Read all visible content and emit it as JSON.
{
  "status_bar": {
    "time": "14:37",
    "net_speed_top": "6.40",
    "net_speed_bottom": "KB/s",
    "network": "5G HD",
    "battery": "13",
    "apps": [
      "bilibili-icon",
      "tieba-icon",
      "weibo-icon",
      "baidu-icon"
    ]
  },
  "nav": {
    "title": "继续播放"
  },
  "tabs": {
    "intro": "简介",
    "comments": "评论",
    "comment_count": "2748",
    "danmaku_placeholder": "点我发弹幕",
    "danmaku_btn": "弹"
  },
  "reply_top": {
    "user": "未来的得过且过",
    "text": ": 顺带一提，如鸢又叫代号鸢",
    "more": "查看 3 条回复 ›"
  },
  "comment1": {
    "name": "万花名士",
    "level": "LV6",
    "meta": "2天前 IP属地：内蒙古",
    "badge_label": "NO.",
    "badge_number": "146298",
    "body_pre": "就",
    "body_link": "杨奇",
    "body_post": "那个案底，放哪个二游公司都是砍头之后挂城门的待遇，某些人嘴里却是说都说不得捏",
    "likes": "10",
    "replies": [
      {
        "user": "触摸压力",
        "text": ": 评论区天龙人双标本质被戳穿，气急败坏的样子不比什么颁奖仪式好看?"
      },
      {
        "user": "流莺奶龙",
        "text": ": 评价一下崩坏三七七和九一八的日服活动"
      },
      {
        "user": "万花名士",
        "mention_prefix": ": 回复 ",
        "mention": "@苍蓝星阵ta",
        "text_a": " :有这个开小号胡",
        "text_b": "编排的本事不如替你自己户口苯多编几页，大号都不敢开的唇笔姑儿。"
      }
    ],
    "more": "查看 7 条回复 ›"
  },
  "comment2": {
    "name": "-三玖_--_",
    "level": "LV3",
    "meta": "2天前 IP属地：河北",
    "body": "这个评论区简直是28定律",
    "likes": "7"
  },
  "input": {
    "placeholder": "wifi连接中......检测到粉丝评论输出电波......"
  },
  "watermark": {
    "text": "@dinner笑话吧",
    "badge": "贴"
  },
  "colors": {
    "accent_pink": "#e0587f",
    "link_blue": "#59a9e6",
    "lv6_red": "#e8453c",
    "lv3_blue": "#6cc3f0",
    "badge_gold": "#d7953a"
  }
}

★ ★ ★ ★ ★

_Given task_: Repeat the records above exactly.

_Solution for this task_:
Read all visible content and emit it as JSON.
{
  "status_bar": {
    "time": "14:37",
    "net_speed_top": "6.40",
    "net_speed_bottom": "KB/s",
    "network": "5G HD",
    "battery": "13",
    "apps": [
      "bilibili-icon",
      "tieba-icon",
      "weibo-icon",
      "baidu-icon"
    ]
  },
  "nav": {
    "title": "继续播放"
  },
  "tabs": {
    "intro": "简介",
    "comments": "评论",
    "comment_count": "2748",
    "danmaku_placeholder": "点我发弹幕",
    "danmaku_btn": "弹"
  },
  "reply_top": {
    "user": "未来的得过且过",
    "text": ": 顺带一提，如鸢又叫代号鸢",
    "more": "查看 3 条回复 ›"
  },
  "comment1": {
    "name": "万花名士",
    "level": "LV6",
    "meta": "2天前 IP属地：内蒙古",
    "badge_label": "NO.",
    "badge_number": "146298",
    "body_pre": "就",
    "body_link": "杨奇",
    "body_post": "那个案底，放哪个二游公司都是砍头之后挂城门的待遇，某些人嘴里却是说都说不得捏",
    "likes": "10",
    "replies": [
      {
        "user": "触摸压力",
        "text": ": 评论区天龙人双标本质被戳穿，气急败坏的样子不比什么颁奖仪式好看?"
      },
      {
        "user": "流莺奶龙",
        "text": ": 评价一下崩坏三七七和九一八的日服活动"
      },
      {
        "user": "万花名士",
        "mention_prefix": ": 回复 ",
        "mention": "@苍蓝星阵ta",
        "text_a": " :有这个开小号胡",
        "text_b": "编排的本事不如替你自己户口苯多编几页，大号都不敢开的唇笔姑儿。"
      }
    ],
    "more": "查看 7 条回复 ›"
  },
  "comment2": {
    "name": "-三玖_--_",
    "level": "LV3",
    "meta": "2天前 IP属地：河北",
    "body": "这个评论区简直是28定律",
    "likes": "7"
  },
  "input": {
    "placeholder": "wifi连接中......检测到粉丝评论输出电波......"
  },
  "watermark": {
    "text": "@dinner笑话吧",
    "badge": "贴"
  },
  "colors": {
    "accent_pink": "#e0587f",
    "link_blue": "#59a9e6",
    "lv6_red": "#e8453c",
    "lv3_blue": "#6cc3f0",
    "badge_gold": "#d7953a"
  }
}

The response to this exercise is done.